Give the number of lines in the listing below that include the word "subtitle", with nothing more.

* _Record set_:
-- Begin --

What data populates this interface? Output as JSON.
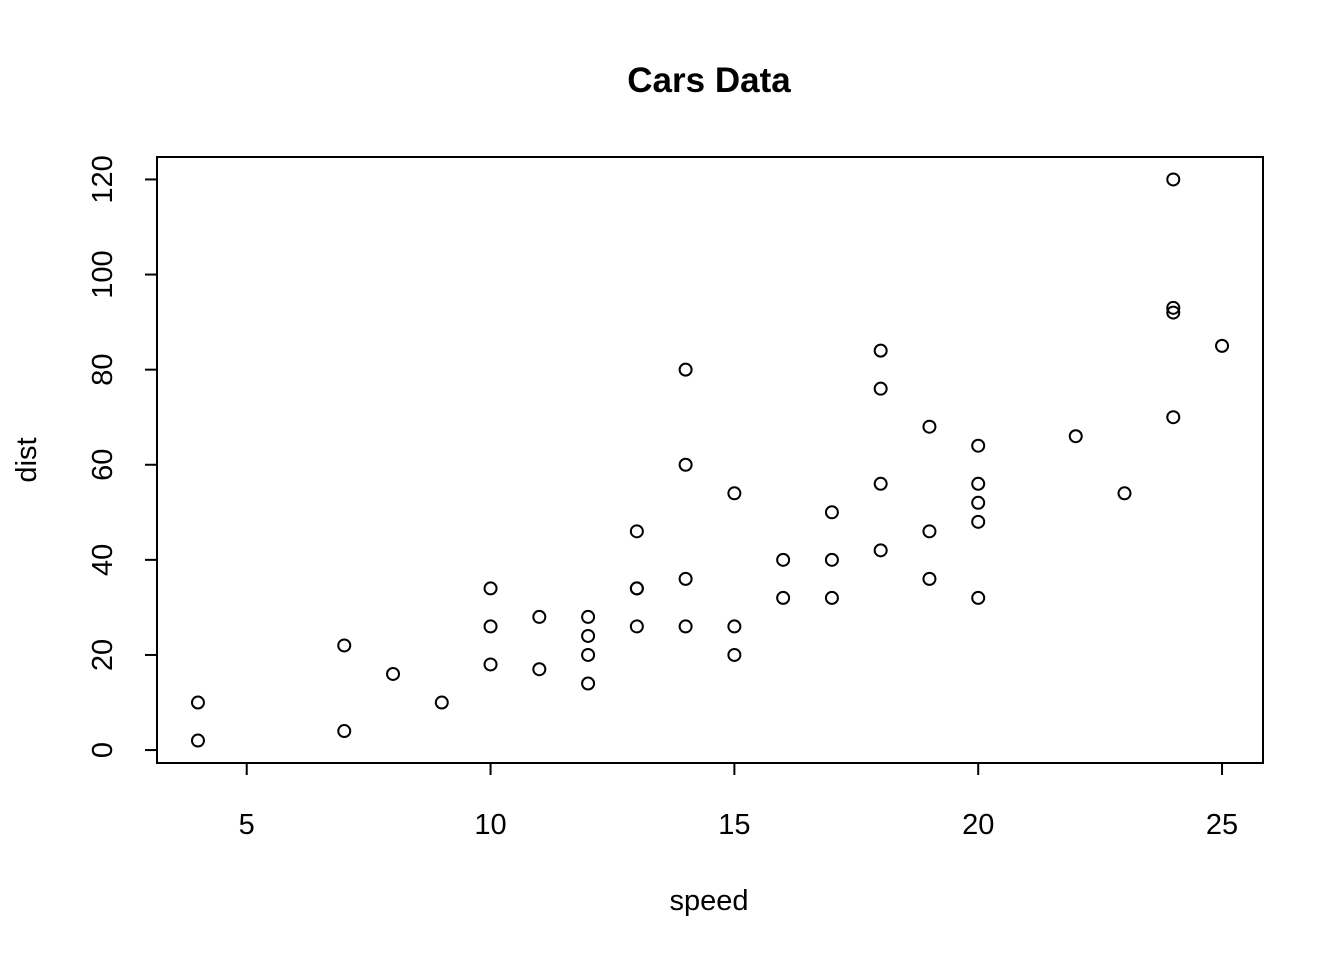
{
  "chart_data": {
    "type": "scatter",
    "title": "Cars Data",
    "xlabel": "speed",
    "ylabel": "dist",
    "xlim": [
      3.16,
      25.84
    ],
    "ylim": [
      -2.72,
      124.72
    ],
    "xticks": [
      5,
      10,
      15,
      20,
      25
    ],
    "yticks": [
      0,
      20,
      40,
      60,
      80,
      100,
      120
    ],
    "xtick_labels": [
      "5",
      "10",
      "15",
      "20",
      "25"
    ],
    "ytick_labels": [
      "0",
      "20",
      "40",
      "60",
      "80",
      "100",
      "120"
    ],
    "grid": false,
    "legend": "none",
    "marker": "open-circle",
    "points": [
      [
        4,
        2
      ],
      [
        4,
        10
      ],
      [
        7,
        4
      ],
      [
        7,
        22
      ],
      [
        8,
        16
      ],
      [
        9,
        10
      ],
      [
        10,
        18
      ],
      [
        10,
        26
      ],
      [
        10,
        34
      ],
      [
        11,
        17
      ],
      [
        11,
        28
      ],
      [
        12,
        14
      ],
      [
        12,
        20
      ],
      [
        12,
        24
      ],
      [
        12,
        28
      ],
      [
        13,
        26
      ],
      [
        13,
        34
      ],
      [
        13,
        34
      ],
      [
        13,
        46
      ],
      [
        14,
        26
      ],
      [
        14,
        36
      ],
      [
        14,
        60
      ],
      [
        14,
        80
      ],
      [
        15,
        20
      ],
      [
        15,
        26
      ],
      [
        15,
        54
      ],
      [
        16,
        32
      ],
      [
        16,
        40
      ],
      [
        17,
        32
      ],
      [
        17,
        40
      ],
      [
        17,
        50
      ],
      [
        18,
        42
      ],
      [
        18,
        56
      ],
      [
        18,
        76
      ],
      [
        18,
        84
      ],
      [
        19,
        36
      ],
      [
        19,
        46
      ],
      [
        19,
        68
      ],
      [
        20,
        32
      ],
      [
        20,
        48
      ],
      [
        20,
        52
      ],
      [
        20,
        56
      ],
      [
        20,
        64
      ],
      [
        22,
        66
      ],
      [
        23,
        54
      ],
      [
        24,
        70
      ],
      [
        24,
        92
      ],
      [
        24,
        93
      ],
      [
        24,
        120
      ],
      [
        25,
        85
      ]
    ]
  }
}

-- End --
-- Begin --

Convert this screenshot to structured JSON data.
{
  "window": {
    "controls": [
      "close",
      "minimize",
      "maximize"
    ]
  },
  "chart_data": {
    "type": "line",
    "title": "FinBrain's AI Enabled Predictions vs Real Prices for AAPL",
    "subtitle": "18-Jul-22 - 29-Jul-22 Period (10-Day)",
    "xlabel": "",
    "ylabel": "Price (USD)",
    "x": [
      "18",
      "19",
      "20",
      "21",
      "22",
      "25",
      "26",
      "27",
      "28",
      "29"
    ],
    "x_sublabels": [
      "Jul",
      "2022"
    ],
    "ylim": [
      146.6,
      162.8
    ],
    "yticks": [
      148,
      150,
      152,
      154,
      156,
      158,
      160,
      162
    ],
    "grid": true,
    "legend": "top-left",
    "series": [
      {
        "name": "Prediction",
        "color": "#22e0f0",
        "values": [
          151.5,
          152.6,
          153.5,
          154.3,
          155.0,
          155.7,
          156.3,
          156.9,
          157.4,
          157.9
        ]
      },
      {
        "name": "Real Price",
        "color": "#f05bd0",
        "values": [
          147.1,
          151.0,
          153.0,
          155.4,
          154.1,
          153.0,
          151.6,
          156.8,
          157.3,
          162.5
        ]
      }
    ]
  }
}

-- End --
-- Begin --

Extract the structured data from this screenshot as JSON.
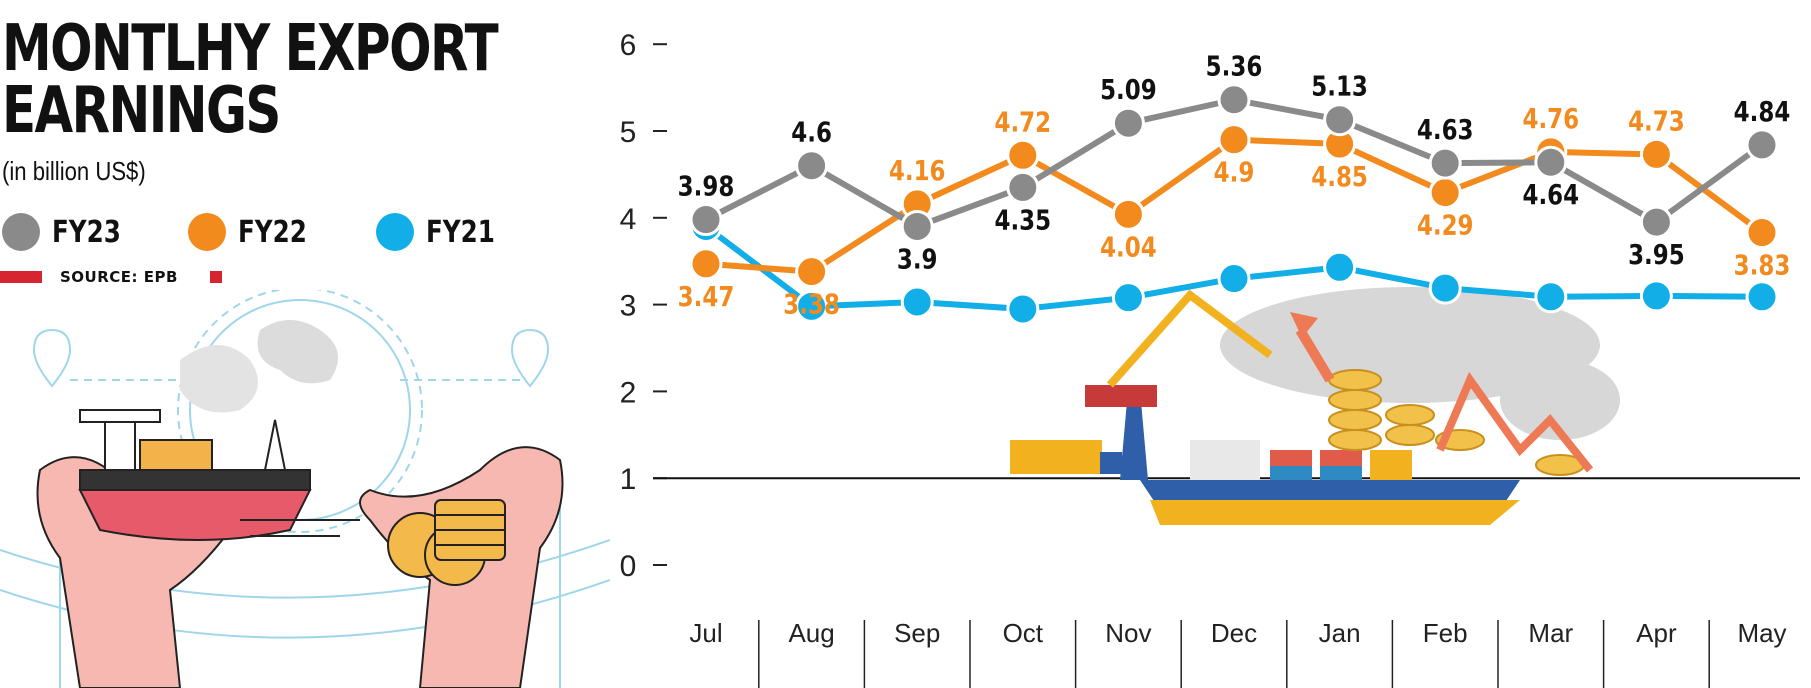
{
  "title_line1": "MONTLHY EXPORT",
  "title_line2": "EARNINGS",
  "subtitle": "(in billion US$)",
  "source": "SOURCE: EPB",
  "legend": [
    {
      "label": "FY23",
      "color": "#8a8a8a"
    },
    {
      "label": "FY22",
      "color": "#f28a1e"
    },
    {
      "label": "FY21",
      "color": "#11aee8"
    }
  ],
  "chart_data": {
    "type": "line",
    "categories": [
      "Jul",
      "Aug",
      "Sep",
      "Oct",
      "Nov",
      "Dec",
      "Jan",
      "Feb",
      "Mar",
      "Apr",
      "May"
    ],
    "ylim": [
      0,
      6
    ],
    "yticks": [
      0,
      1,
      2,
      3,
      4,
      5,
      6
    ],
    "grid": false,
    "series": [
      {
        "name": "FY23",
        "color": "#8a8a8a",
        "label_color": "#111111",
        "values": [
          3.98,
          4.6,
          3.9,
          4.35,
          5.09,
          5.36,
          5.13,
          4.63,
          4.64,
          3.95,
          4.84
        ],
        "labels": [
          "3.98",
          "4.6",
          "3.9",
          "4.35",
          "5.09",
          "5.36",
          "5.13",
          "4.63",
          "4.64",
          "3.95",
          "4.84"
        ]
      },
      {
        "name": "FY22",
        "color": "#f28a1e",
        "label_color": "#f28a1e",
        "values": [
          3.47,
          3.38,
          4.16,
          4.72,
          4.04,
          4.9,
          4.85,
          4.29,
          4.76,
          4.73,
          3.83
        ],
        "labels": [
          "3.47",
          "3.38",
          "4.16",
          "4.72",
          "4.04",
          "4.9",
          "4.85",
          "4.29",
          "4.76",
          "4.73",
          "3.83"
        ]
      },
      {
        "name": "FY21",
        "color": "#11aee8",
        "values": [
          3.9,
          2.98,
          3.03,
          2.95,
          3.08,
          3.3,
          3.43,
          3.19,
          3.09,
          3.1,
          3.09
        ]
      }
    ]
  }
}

-- End --

* _Written answer_: 2